• REQUIREMENT: Every record that follows must be duplicated exactly, with images left out.

• DATA SHOWN:
□ □ □ □ □
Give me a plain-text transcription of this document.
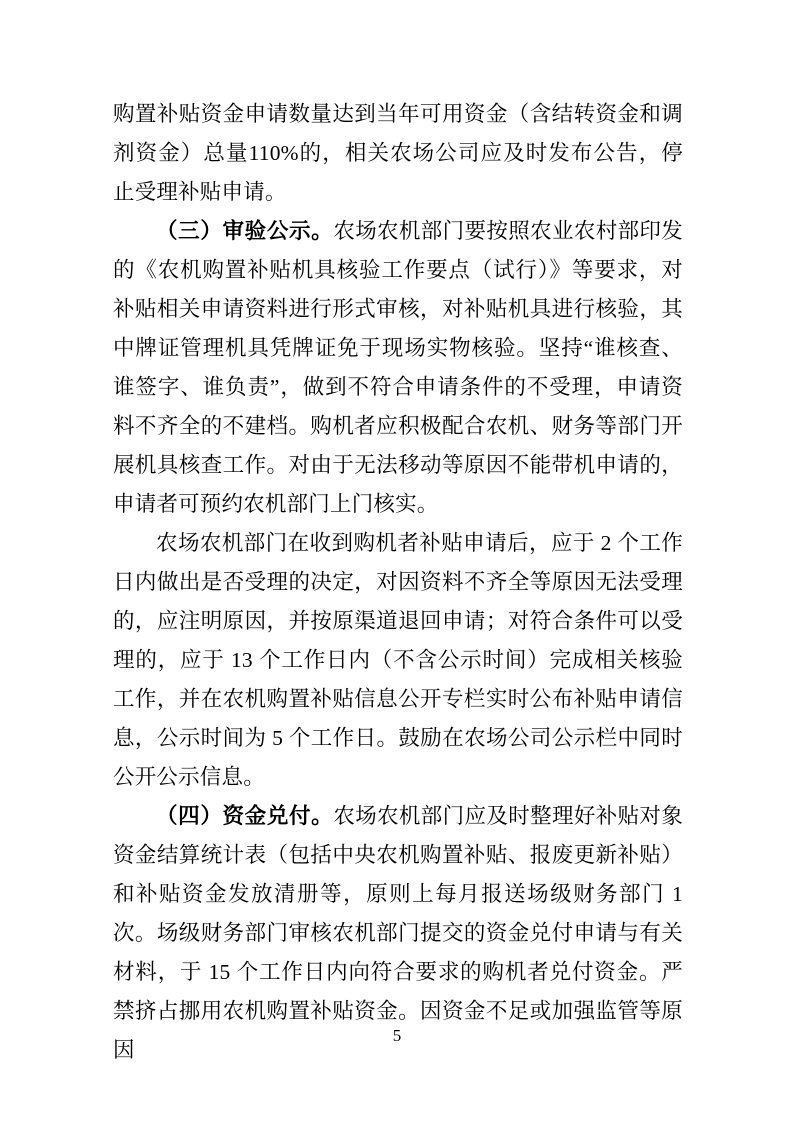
购置补贴资金申请数量达到当年可用资金（含结转资金和调剂资金）总量110%的，相关农场公司应及时发布公告，停止受理补贴申请。

（三）审验公示。农场农机部门要按照农业农村部印发的《农机购置补贴机具核验工作要点（试行）》等要求，对补贴相关申请资料进行形式审核，对补贴机具进行核验，其中牌证管理机具凭牌证免于现场实物核验。坚持“谁核查、谁签字、谁负责”，做到不符合申请条件的不受理，申请资料不齐全的不建档。购机者应积极配合农机、财务等部门开展机具核查工作。对由于无法移动等原因不能带机申请的，申请者可预约农机部门上门核实。

农场农机部门在收到购机者补贴申请后，应于 2 个工作日内做出是否受理的决定，对因资料不齐全等原因无法受理的，应注明原因，并按原渠道退回申请；对符合条件可以受理的，应于 13 个工作日内（不含公示时间）完成相关核验工作，并在农机购置补贴信息公开专栏实时公布补贴申请信息，公示时间为 5 个工作日。鼓励在农场公司公示栏中同时公开公示信息。

（四）资金兑付。农场农机部门应及时整理好补贴对象资金结算统计表（包括中央农机购置补贴、报废更新补贴）和补贴资金发放清册等，原则上每月报送场级财务部门 1 次。场级财务部门审核农机部门提交的资金兑付申请与有关材料，于 15 个工作日内向符合要求的购机者兑付资金。严禁挤占挪用农机购置补贴资金。因资金不足或加强监管等原因

5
□ □ □ □ □
• SOLVED EXERCISE:
Give me a plain-text transcription of this document.
购置补贴资金申请数量达到当年可用资金（含结转资金和调剂资金）总量110%的，相关农场公司应及时发布公告，停止受理补贴申请。

（三）审验公示。农场农机部门要按照农业农村部印发的《农机购置补贴机具核验工作要点（试行）》等要求，对补贴相关申请资料进行形式审核，对补贴机具进行核验，其中牌证管理机具凭牌证免于现场实物核验。坚持“谁核查、谁签字、谁负责”，做到不符合申请条件的不受理，申请资料不齐全的不建档。购机者应积极配合农机、财务等部门开展机具核查工作。对由于无法移动等原因不能带机申请的，申请者可预约农机部门上门核实。

农场农机部门在收到购机者补贴申请后，应于 2 个工作日内做出是否受理的决定，对因资料不齐全等原因无法受理的，应注明原因，并按原渠道退回申请；对符合条件可以受理的，应于 13 个工作日内（不含公示时间）完成相关核验工作，并在农机购置补贴信息公开专栏实时公布补贴申请信息，公示时间为 5 个工作日。鼓励在农场公司公示栏中同时公开公示信息。

（四）资金兑付。农场农机部门应及时整理好补贴对象资金结算统计表（包括中央农机购置补贴、报废更新补贴）和补贴资金发放清册等，原则上每月报送场级财务部门 1 次。场级财务部门审核农机部门提交的资金兑付申请与有关材料，于 15 个工作日内向符合要求的购机者兑付资金。严禁挤占挪用农机购置补贴资金。因资金不足或加强监管等原因

5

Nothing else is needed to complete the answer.